Data extracted from a collection:
"""

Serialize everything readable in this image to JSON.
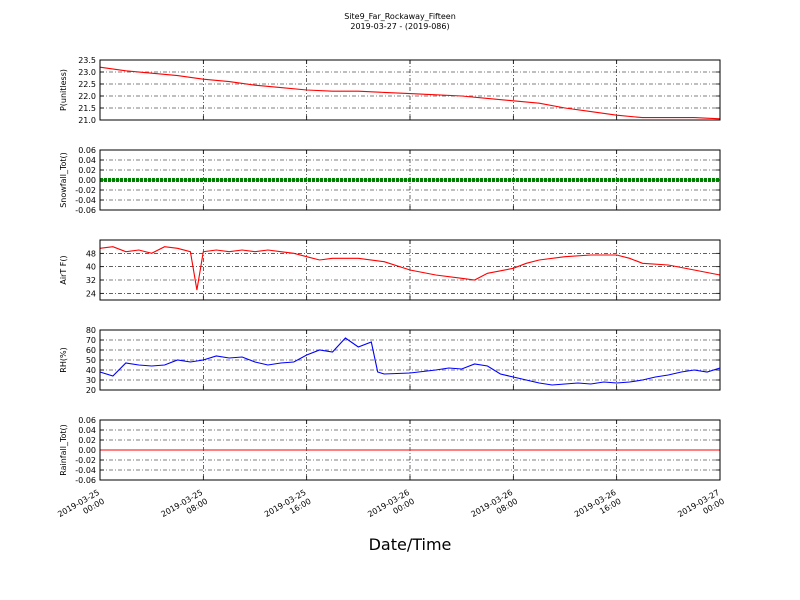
{
  "chart_data": {
    "type": "line",
    "title": "Site9_Far_Rockaway_Fifteen",
    "subtitle": "2019-03-27 - (2019-086)",
    "xlabel": "Date/Time",
    "x_ticks": [
      {
        "l1": "2019-03-25",
        "l2": "00:00"
      },
      {
        "l1": "2019-03-25",
        "l2": "08:00"
      },
      {
        "l1": "2019-03-25",
        "l2": "16:00"
      },
      {
        "l1": "2019-03-26",
        "l2": "00:00"
      },
      {
        "l1": "2019-03-26",
        "l2": "08:00"
      },
      {
        "l1": "2019-03-26",
        "l2": "16:00"
      },
      {
        "l1": "2019-03-27",
        "l2": "00:00"
      }
    ],
    "xlim": [
      "2019-03-25 00:00",
      "2019-03-27 00:00"
    ],
    "grid": true,
    "panels": [
      {
        "ylabel": "P(unitless)",
        "ylim": [
          21.0,
          23.5
        ],
        "yticks": [
          "21.0",
          "21.5",
          "22.0",
          "22.5",
          "23.0",
          "23.5"
        ],
        "color": "#ff0000",
        "points": [
          [
            "2019-03-25 00:00",
            23.2
          ],
          [
            "2019-03-25 02:00",
            23.05
          ],
          [
            "2019-03-25 04:00",
            22.95
          ],
          [
            "2019-03-25 06:00",
            22.85
          ],
          [
            "2019-03-25 08:00",
            22.7
          ],
          [
            "2019-03-25 10:00",
            22.6
          ],
          [
            "2019-03-25 12:00",
            22.45
          ],
          [
            "2019-03-25 14:00",
            22.35
          ],
          [
            "2019-03-25 16:00",
            22.25
          ],
          [
            "2019-03-25 18:00",
            22.2
          ],
          [
            "2019-03-25 20:00",
            22.2
          ],
          [
            "2019-03-25 22:00",
            22.15
          ],
          [
            "2019-03-26 00:00",
            22.1
          ],
          [
            "2019-03-26 02:00",
            22.05
          ],
          [
            "2019-03-26 04:00",
            22.0
          ],
          [
            "2019-03-26 06:00",
            21.9
          ],
          [
            "2019-03-26 08:00",
            21.8
          ],
          [
            "2019-03-26 10:00",
            21.7
          ],
          [
            "2019-03-26 12:00",
            21.5
          ],
          [
            "2019-03-26 14:00",
            21.35
          ],
          [
            "2019-03-26 16:00",
            21.2
          ],
          [
            "2019-03-26 18:00",
            21.1
          ],
          [
            "2019-03-26 20:00",
            21.1
          ],
          [
            "2019-03-26 22:00",
            21.1
          ],
          [
            "2019-03-27 00:00",
            21.05
          ]
        ]
      },
      {
        "ylabel": "Snowfall_Tot()",
        "ylim": [
          -0.06,
          0.06
        ],
        "yticks": [
          "-0.06",
          "-0.04",
          "-0.02",
          "0.00",
          "0.02",
          "0.04",
          "0.06"
        ],
        "color": "#008000",
        "style": "markers",
        "points": [
          [
            "2019-03-25 00:00",
            0.0
          ],
          [
            "2019-03-27 00:00",
            0.0
          ]
        ]
      },
      {
        "ylabel": "AirT F()",
        "ylim": [
          20,
          56
        ],
        "yticks": [
          "24",
          "32",
          "40",
          "48"
        ],
        "color": "#ff0000",
        "points": [
          [
            "2019-03-25 00:00",
            51
          ],
          [
            "2019-03-25 01:00",
            52
          ],
          [
            "2019-03-25 02:00",
            49
          ],
          [
            "2019-03-25 03:00",
            50
          ],
          [
            "2019-03-25 04:00",
            48
          ],
          [
            "2019-03-25 05:00",
            52
          ],
          [
            "2019-03-25 06:00",
            51
          ],
          [
            "2019-03-25 07:00",
            49
          ],
          [
            "2019-03-25 07:30",
            26
          ],
          [
            "2019-03-25 08:00",
            49
          ],
          [
            "2019-03-25 09:00",
            50
          ],
          [
            "2019-03-25 10:00",
            49
          ],
          [
            "2019-03-25 11:00",
            50
          ],
          [
            "2019-03-25 12:00",
            49
          ],
          [
            "2019-03-25 13:00",
            50
          ],
          [
            "2019-03-25 14:00",
            49
          ],
          [
            "2019-03-25 15:00",
            48
          ],
          [
            "2019-03-25 16:00",
            46
          ],
          [
            "2019-03-25 17:00",
            44
          ],
          [
            "2019-03-25 18:00",
            45
          ],
          [
            "2019-03-25 20:00",
            45
          ],
          [
            "2019-03-25 22:00",
            43
          ],
          [
            "2019-03-26 00:00",
            38
          ],
          [
            "2019-03-26 02:00",
            35
          ],
          [
            "2019-03-26 04:00",
            33
          ],
          [
            "2019-03-26 05:00",
            32
          ],
          [
            "2019-03-26 06:00",
            36
          ],
          [
            "2019-03-26 08:00",
            39
          ],
          [
            "2019-03-26 09:00",
            42
          ],
          [
            "2019-03-26 10:00",
            44
          ],
          [
            "2019-03-26 12:00",
            46
          ],
          [
            "2019-03-26 14:00",
            47
          ],
          [
            "2019-03-26 16:00",
            47
          ],
          [
            "2019-03-26 17:00",
            45
          ],
          [
            "2019-03-26 18:00",
            42
          ],
          [
            "2019-03-26 20:00",
            41
          ],
          [
            "2019-03-26 22:00",
            38
          ],
          [
            "2019-03-27 00:00",
            35
          ]
        ]
      },
      {
        "ylabel": "RH(%)",
        "ylim": [
          20,
          80
        ],
        "yticks": [
          "20",
          "30",
          "40",
          "50",
          "60",
          "70",
          "80"
        ],
        "color": "#0000ff",
        "points": [
          [
            "2019-03-25 00:00",
            38
          ],
          [
            "2019-03-25 01:00",
            34
          ],
          [
            "2019-03-25 02:00",
            47
          ],
          [
            "2019-03-25 03:00",
            45
          ],
          [
            "2019-03-25 04:00",
            44
          ],
          [
            "2019-03-25 05:00",
            45
          ],
          [
            "2019-03-25 06:00",
            50
          ],
          [
            "2019-03-25 07:00",
            48
          ],
          [
            "2019-03-25 08:00",
            50
          ],
          [
            "2019-03-25 09:00",
            54
          ],
          [
            "2019-03-25 10:00",
            52
          ],
          [
            "2019-03-25 11:00",
            53
          ],
          [
            "2019-03-25 12:00",
            48
          ],
          [
            "2019-03-25 13:00",
            45
          ],
          [
            "2019-03-25 14:00",
            47
          ],
          [
            "2019-03-25 15:00",
            48
          ],
          [
            "2019-03-25 16:00",
            55
          ],
          [
            "2019-03-25 17:00",
            60
          ],
          [
            "2019-03-25 18:00",
            58
          ],
          [
            "2019-03-25 19:00",
            72
          ],
          [
            "2019-03-25 20:00",
            63
          ],
          [
            "2019-03-25 21:00",
            68
          ],
          [
            "2019-03-25 21:30",
            38
          ],
          [
            "2019-03-25 22:00",
            36
          ],
          [
            "2019-03-26 00:00",
            37
          ],
          [
            "2019-03-26 02:00",
            40
          ],
          [
            "2019-03-26 03:00",
            42
          ],
          [
            "2019-03-26 04:00",
            41
          ],
          [
            "2019-03-26 05:00",
            46
          ],
          [
            "2019-03-26 06:00",
            44
          ],
          [
            "2019-03-26 07:00",
            36
          ],
          [
            "2019-03-26 08:00",
            33
          ],
          [
            "2019-03-26 09:00",
            30
          ],
          [
            "2019-03-26 10:00",
            27
          ],
          [
            "2019-03-26 11:00",
            25
          ],
          [
            "2019-03-26 12:00",
            26
          ],
          [
            "2019-03-26 13:00",
            27
          ],
          [
            "2019-03-26 14:00",
            26
          ],
          [
            "2019-03-26 15:00",
            28
          ],
          [
            "2019-03-26 16:00",
            27
          ],
          [
            "2019-03-26 17:00",
            28
          ],
          [
            "2019-03-26 18:00",
            30
          ],
          [
            "2019-03-26 19:00",
            33
          ],
          [
            "2019-03-26 20:00",
            35
          ],
          [
            "2019-03-26 21:00",
            38
          ],
          [
            "2019-03-26 22:00",
            40
          ],
          [
            "2019-03-26 23:00",
            38
          ],
          [
            "2019-03-27 00:00",
            42
          ]
        ]
      },
      {
        "ylabel": "Rainfall_Tot()",
        "ylim": [
          -0.06,
          0.06
        ],
        "yticks": [
          "-0.06",
          "-0.04",
          "-0.02",
          "0.00",
          "0.02",
          "0.04",
          "0.06"
        ],
        "color": "#ff0000",
        "points": [
          [
            "2019-03-25 00:00",
            0.0
          ],
          [
            "2019-03-27 00:00",
            0.0
          ]
        ]
      }
    ]
  }
}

"""

Locate the lines above that contain "ylabel" and copy them.

Worked solution:
        "ylabel": "P(unitless)",
        "ylabel": "Snowfall_Tot()",
        "ylabel": "AirT F()",
        "ylabel": "RH(%)",
        "ylabel": "Rainfall_Tot()",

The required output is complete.